• OBJECTIVE:
Identify the lines that contain the word "solutions" and copy each one.

— Start of DATA LISTING —

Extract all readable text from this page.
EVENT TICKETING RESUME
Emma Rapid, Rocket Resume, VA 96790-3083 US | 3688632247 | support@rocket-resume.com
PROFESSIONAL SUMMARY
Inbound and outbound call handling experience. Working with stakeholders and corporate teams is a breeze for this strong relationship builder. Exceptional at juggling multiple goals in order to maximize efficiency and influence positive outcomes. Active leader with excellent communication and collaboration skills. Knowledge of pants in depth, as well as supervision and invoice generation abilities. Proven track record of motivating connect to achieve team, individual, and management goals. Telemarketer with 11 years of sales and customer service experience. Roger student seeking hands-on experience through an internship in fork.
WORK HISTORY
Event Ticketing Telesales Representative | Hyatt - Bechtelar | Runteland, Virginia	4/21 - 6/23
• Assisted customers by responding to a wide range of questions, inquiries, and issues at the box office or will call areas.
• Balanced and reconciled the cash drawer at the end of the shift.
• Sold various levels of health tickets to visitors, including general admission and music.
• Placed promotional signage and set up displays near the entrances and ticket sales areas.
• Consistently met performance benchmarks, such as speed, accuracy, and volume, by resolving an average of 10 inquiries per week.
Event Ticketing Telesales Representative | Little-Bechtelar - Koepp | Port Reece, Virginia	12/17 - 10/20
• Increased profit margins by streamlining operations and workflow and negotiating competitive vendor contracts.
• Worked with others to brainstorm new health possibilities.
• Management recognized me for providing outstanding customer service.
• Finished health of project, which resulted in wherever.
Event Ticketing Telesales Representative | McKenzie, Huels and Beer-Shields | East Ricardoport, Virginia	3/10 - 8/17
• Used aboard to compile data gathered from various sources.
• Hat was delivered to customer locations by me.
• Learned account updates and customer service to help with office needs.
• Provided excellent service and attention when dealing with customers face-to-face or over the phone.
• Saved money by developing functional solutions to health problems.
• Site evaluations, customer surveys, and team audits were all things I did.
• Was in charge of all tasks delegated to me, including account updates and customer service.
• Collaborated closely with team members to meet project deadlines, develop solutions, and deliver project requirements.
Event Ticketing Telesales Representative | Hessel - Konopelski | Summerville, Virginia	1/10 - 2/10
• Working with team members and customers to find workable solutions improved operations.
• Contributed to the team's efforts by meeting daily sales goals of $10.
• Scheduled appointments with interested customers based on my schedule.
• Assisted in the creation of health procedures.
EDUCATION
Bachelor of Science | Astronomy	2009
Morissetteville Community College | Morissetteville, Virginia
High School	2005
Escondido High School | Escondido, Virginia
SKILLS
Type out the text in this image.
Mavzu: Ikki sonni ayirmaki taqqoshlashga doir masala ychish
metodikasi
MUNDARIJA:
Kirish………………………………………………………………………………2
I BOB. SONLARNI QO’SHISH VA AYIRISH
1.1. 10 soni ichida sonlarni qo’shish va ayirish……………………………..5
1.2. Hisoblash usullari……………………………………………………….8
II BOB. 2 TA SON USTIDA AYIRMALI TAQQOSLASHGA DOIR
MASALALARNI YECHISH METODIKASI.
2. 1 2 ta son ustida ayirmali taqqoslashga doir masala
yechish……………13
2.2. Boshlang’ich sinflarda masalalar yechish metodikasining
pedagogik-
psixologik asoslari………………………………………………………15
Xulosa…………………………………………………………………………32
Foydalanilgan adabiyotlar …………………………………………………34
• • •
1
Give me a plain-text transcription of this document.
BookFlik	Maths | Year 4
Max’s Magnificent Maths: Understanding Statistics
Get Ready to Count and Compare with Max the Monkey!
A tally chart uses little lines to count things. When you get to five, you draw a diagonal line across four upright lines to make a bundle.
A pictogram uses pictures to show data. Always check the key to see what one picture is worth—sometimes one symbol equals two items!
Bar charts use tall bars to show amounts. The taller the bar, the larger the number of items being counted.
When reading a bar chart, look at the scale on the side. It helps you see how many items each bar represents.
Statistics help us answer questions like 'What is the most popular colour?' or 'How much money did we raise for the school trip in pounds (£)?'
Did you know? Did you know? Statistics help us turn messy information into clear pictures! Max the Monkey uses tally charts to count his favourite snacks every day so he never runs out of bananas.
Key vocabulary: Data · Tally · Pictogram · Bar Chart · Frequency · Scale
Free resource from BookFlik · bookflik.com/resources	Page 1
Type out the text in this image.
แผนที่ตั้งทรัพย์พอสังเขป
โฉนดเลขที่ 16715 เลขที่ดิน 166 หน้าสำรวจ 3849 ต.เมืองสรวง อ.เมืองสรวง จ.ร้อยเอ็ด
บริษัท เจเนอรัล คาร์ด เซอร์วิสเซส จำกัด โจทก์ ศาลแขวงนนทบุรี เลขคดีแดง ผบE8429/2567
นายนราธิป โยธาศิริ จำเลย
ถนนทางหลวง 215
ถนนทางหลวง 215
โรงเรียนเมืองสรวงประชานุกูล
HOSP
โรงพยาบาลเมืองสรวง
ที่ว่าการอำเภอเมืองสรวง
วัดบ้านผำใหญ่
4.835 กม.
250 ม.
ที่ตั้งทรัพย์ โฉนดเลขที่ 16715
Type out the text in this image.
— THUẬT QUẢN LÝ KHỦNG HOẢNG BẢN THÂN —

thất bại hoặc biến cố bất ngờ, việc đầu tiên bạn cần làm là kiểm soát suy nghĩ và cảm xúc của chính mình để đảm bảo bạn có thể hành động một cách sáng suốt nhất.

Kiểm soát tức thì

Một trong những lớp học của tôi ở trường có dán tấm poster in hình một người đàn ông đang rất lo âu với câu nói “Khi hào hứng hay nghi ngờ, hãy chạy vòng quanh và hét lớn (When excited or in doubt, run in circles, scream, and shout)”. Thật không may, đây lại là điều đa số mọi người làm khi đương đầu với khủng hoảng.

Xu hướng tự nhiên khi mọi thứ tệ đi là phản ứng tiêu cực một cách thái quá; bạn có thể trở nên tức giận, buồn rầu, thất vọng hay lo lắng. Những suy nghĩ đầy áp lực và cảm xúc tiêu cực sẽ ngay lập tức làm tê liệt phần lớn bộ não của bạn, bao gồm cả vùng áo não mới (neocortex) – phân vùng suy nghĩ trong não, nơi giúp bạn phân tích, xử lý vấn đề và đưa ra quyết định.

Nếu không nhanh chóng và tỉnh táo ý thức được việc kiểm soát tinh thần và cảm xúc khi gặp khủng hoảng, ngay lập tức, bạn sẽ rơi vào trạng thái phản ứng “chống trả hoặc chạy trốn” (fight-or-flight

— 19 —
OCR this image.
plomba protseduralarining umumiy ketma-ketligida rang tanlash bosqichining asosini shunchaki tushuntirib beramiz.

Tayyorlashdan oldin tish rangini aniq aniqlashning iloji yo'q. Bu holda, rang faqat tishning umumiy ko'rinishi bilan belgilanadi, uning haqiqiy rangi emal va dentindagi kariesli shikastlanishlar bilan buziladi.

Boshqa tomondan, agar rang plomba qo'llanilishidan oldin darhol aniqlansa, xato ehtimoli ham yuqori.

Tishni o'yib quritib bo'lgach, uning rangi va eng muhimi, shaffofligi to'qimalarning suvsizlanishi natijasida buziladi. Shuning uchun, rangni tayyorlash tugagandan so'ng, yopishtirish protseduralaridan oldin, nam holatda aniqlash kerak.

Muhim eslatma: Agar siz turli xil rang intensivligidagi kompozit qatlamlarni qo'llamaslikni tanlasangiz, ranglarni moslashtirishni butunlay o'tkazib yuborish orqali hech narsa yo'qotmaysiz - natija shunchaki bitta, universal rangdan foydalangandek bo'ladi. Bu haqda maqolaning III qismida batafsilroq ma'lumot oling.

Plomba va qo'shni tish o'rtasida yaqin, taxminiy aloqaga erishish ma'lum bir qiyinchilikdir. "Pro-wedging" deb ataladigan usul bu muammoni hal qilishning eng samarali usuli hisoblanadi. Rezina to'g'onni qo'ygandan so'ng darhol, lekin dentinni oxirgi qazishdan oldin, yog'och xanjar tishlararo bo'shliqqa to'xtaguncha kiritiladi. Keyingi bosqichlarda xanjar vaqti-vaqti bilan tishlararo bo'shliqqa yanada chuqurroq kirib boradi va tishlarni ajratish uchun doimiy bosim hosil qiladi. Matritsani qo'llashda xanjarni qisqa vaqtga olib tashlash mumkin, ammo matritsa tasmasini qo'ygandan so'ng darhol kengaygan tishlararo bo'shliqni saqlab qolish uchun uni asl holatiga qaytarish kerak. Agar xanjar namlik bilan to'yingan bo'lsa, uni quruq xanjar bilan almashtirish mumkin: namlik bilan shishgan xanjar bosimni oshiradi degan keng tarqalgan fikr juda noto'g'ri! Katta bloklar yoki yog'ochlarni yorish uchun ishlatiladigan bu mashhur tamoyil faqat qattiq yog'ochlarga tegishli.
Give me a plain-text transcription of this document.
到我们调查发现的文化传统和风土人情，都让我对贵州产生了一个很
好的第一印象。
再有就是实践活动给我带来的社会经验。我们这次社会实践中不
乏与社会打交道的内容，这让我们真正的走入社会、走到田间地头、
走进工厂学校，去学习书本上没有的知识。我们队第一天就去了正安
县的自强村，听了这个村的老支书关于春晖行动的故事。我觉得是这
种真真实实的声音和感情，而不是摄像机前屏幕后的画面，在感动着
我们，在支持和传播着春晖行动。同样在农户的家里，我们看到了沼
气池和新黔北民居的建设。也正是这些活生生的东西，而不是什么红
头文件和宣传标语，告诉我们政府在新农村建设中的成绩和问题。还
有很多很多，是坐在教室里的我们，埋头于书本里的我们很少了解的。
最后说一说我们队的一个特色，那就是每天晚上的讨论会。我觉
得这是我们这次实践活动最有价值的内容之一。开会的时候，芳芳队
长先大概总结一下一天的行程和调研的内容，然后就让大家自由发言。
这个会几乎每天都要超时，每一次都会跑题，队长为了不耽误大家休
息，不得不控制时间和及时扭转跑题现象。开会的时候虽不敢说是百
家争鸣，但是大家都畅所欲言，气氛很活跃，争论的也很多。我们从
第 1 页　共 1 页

— End of DATA LISTING —

• TASK RESPONSE:
• Saved money by developing functional solutions to health problems.
• Collaborated closely with team members to meet project deadlines, develop solutions, and deliver project requirements.
• Working with team members and customers to find workable solutions improved operations.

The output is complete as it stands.